RECORDS SHOWN ▸

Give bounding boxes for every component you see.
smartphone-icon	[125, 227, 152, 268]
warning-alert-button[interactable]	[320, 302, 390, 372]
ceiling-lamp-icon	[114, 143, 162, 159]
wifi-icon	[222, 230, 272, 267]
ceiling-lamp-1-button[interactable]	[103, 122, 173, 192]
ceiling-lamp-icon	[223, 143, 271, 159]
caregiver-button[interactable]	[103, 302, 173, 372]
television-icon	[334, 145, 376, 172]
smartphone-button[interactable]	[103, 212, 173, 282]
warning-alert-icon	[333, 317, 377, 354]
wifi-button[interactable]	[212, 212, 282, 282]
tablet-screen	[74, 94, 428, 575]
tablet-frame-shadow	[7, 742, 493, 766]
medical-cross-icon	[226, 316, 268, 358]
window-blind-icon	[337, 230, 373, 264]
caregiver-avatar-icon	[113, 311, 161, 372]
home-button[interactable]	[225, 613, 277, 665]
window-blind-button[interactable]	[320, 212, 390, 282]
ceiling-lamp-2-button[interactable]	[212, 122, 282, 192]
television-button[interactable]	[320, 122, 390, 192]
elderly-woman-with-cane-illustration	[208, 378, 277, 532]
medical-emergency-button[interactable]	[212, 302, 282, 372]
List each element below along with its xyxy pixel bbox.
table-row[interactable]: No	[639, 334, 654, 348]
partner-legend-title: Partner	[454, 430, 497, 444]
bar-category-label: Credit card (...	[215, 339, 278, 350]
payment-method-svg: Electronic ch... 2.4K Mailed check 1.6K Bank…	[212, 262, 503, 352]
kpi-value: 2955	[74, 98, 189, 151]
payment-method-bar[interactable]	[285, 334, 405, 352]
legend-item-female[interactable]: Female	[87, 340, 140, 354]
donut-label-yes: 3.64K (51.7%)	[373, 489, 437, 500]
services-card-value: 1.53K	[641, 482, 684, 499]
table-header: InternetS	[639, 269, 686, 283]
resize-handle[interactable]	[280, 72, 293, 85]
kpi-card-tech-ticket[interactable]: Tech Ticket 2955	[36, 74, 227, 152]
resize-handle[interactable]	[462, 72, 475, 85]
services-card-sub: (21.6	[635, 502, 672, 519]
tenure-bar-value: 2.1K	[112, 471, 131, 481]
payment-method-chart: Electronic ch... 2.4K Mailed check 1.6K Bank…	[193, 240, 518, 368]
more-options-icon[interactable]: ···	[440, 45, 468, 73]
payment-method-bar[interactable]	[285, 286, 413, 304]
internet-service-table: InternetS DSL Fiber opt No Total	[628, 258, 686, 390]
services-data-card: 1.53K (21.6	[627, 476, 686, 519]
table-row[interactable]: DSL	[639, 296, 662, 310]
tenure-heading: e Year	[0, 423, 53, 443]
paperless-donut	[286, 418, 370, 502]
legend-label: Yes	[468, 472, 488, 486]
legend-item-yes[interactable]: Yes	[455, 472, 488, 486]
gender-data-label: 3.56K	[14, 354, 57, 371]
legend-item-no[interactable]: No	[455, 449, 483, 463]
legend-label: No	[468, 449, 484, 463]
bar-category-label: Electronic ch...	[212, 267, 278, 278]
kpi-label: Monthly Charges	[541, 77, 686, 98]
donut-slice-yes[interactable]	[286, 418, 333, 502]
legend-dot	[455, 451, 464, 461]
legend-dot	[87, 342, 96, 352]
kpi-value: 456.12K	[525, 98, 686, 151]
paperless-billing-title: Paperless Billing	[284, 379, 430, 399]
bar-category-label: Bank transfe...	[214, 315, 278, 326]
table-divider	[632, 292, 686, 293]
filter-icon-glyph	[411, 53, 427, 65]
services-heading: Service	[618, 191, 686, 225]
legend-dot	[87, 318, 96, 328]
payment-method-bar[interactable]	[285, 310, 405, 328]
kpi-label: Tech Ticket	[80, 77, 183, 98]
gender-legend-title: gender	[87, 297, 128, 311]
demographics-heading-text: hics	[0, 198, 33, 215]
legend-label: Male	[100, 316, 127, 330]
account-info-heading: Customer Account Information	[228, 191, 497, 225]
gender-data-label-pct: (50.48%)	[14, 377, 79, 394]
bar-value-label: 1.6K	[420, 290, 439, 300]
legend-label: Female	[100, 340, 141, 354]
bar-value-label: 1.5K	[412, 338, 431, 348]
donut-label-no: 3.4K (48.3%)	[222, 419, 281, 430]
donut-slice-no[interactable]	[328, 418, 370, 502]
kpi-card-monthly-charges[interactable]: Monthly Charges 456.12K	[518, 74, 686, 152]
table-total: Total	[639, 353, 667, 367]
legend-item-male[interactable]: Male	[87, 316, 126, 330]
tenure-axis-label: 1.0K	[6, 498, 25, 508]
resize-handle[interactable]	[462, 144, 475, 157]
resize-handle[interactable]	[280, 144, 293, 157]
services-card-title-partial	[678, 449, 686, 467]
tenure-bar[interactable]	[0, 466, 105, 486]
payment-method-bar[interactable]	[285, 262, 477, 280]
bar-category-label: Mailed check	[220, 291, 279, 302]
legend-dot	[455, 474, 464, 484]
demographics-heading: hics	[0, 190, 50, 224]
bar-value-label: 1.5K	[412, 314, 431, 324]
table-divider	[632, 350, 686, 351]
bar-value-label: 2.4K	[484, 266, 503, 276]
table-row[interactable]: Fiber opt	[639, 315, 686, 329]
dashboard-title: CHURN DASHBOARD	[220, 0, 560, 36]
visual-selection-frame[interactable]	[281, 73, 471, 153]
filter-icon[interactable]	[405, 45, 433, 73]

DO THIS ▸
Please repeat these records, substituting "drag-handle" for "resize-handle" wherever it occurs and keeping everything else the same.

THE COMPLETED TASK ▸
Give bounding boxes for every component you see.
smartphone-icon	[125, 227, 152, 268]
warning-alert-button[interactable]	[320, 302, 390, 372]
ceiling-lamp-icon	[114, 143, 162, 159]
wifi-icon	[222, 230, 272, 267]
ceiling-lamp-1-button[interactable]	[103, 122, 173, 192]
ceiling-lamp-icon	[223, 143, 271, 159]
caregiver-button[interactable]	[103, 302, 173, 372]
television-icon	[334, 145, 376, 172]
smartphone-button[interactable]	[103, 212, 173, 282]
warning-alert-icon	[333, 317, 377, 354]
wifi-button[interactable]	[212, 212, 282, 282]
tablet-screen	[74, 94, 428, 575]
tablet-frame-shadow	[7, 742, 493, 766]
medical-cross-icon	[226, 316, 268, 358]
window-blind-icon	[337, 230, 373, 264]
caregiver-avatar-icon	[113, 311, 161, 372]
home-button[interactable]	[225, 613, 277, 665]
window-blind-button[interactable]	[320, 212, 390, 282]
ceiling-lamp-2-button[interactable]	[212, 122, 282, 192]
television-button[interactable]	[320, 122, 390, 192]
elderly-woman-with-cane-illustration	[208, 378, 277, 532]
medical-emergency-button[interactable]	[212, 302, 282, 372]
List each element below along with its xyxy pixel bbox.
table-row[interactable]: No	[639, 334, 654, 348]
partner-legend-title: Partner	[454, 430, 497, 444]
bar-category-label: Credit card (...	[215, 339, 278, 350]
payment-method-svg: Electronic ch... 2.4K Mailed check 1.6K Bank…	[212, 262, 503, 352]
kpi-value: 2955	[74, 98, 189, 151]
payment-method-bar[interactable]	[285, 334, 405, 352]
legend-item-female[interactable]: Female	[87, 340, 140, 354]
donut-label-yes: 3.64K (51.7%)	[373, 489, 437, 500]
services-card-value: 1.53K	[641, 482, 684, 499]
table-header: InternetS	[639, 269, 686, 283]
drag-handle[interactable]	[280, 72, 293, 85]
kpi-card-tech-ticket[interactable]: Tech Ticket 2955	[36, 74, 227, 152]
drag-handle[interactable]	[462, 72, 475, 85]
services-card-sub: (21.6	[635, 502, 672, 519]
tenure-bar-value: 2.1K	[112, 471, 131, 481]
payment-method-chart: Electronic ch... 2.4K Mailed check 1.6K Bank…	[193, 240, 518, 368]
more-options-icon[interactable]: ···	[440, 45, 468, 73]
payment-method-bar[interactable]	[285, 286, 413, 304]
internet-service-table: InternetS DSL Fiber opt No Total	[628, 258, 686, 390]
services-data-card: 1.53K (21.6	[627, 476, 686, 519]
table-row[interactable]: DSL	[639, 296, 662, 310]
tenure-heading: e Year	[0, 423, 53, 443]
paperless-donut	[286, 418, 370, 502]
legend-label: Yes	[468, 472, 488, 486]
legend-item-yes[interactable]: Yes	[455, 472, 488, 486]
gender-data-label: 3.56K	[14, 354, 57, 371]
legend-item-no[interactable]: No	[455, 449, 483, 463]
legend-label: No	[468, 449, 484, 463]
bar-category-label: Electronic ch...	[212, 267, 278, 278]
kpi-label: Monthly Charges	[541, 77, 686, 98]
donut-slice-yes[interactable]	[286, 418, 333, 502]
legend-dot	[455, 451, 464, 461]
legend-dot	[87, 342, 96, 352]
kpi-value: 456.12K	[525, 98, 686, 151]
paperless-billing-title: Paperless Billing	[284, 379, 430, 399]
bar-category-label: Bank transfe...	[214, 315, 278, 326]
table-divider	[632, 292, 686, 293]
filter-icon-glyph	[411, 53, 427, 65]
services-heading: Service	[618, 191, 686, 225]
legend-dot	[87, 318, 96, 328]
payment-method-bar[interactable]	[285, 310, 405, 328]
kpi-label: Tech Ticket	[80, 77, 183, 98]
gender-legend-title: gender	[87, 297, 128, 311]
demographics-heading-text: hics	[0, 198, 33, 215]
legend-label: Male	[100, 316, 127, 330]
account-info-heading: Customer Account Information	[228, 191, 497, 225]
gender-data-label-pct: (50.48%)	[14, 377, 79, 394]
bar-value-label: 1.6K	[420, 290, 439, 300]
legend-label: Female	[100, 340, 141, 354]
bar-value-label: 1.5K	[412, 338, 431, 348]
donut-label-no: 3.4K (48.3%)	[222, 419, 281, 430]
donut-slice-no[interactable]	[328, 418, 370, 502]
kpi-card-monthly-charges[interactable]: Monthly Charges 456.12K	[518, 74, 686, 152]
table-total: Total	[639, 353, 667, 367]
legend-item-male[interactable]: Male	[87, 316, 126, 330]
tenure-axis-label: 1.0K	[6, 498, 25, 508]
drag-handle[interactable]	[462, 144, 475, 157]
drag-handle[interactable]	[280, 144, 293, 157]
services-card-title-partial	[678, 449, 686, 467]
tenure-bar[interactable]	[0, 466, 105, 486]
payment-method-bar[interactable]	[285, 262, 477, 280]
bar-category-label: Mailed check	[220, 291, 279, 302]
legend-dot	[455, 474, 464, 484]
demographics-heading: hics	[0, 190, 50, 224]
bar-value-label: 1.5K	[412, 314, 431, 324]
table-divider	[632, 350, 686, 351]
bar-value-label: 2.4K	[484, 266, 503, 276]
table-row[interactable]: Fiber opt	[639, 315, 686, 329]
dashboard-title: CHURN DASHBOARD	[220, 0, 560, 36]
visual-selection-frame[interactable]	[281, 73, 471, 153]
filter-icon[interactable]	[405, 45, 433, 73]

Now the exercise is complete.